WHAT THIS TASK INVOLVES:
From the entries below, gather every line containing the string "Mount".

DATASET:
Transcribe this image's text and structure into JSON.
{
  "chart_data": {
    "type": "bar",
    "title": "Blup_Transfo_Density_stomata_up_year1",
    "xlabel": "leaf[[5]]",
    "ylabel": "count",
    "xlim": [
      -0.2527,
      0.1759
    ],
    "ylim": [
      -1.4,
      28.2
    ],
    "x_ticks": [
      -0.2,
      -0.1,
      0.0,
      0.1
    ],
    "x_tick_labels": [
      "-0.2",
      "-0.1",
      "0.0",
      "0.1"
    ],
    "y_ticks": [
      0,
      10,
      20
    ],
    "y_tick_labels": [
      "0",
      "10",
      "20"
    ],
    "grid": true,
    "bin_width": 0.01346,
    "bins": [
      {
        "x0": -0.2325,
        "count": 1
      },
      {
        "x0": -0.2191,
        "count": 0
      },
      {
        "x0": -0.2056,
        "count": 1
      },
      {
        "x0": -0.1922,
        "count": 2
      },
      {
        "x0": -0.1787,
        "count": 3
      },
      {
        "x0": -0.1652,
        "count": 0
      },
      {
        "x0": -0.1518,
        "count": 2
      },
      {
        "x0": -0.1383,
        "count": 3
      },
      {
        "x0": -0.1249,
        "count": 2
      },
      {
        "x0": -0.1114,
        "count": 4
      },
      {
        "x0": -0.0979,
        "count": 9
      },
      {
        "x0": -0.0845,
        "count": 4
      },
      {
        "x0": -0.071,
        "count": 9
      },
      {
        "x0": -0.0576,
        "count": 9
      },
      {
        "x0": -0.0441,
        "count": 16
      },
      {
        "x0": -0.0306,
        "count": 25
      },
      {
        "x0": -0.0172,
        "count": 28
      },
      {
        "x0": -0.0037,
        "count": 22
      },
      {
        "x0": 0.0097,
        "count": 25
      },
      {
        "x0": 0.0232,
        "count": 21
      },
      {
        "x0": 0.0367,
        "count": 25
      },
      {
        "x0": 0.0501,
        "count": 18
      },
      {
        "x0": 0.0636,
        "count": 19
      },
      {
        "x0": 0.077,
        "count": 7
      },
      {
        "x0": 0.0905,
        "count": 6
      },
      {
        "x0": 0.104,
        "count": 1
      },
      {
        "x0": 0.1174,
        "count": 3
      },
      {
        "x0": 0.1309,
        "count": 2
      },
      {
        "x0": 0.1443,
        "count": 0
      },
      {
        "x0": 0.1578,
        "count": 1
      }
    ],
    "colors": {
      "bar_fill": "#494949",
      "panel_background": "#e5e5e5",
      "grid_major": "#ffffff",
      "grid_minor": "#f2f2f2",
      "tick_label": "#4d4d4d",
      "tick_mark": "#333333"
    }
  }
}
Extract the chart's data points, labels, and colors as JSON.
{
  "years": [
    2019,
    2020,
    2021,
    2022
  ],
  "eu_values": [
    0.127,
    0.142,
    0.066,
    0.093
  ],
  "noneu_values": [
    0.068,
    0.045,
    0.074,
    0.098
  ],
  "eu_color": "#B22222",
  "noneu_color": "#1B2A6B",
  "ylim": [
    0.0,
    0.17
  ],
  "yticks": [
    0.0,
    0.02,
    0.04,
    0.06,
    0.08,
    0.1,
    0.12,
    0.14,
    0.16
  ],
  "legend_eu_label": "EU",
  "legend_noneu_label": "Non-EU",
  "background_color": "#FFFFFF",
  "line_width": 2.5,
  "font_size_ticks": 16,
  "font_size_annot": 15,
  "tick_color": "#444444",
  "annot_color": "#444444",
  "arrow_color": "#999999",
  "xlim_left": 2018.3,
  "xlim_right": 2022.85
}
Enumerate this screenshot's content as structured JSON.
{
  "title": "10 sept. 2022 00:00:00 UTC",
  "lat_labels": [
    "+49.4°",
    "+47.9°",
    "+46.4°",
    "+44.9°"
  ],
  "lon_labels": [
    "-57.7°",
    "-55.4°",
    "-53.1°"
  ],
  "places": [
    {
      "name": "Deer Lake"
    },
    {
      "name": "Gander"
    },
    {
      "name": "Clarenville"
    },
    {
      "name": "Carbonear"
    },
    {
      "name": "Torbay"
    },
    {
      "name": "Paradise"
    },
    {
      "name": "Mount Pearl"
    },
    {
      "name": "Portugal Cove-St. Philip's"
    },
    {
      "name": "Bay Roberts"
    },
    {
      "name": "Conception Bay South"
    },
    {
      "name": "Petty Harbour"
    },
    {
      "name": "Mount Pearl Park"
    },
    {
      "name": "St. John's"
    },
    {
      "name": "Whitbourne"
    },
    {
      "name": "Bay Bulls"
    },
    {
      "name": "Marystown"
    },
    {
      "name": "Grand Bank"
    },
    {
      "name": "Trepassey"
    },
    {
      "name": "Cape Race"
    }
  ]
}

RESPONSE:
      "name": "Mount Pearl"
      "name": "Mount Pearl Park"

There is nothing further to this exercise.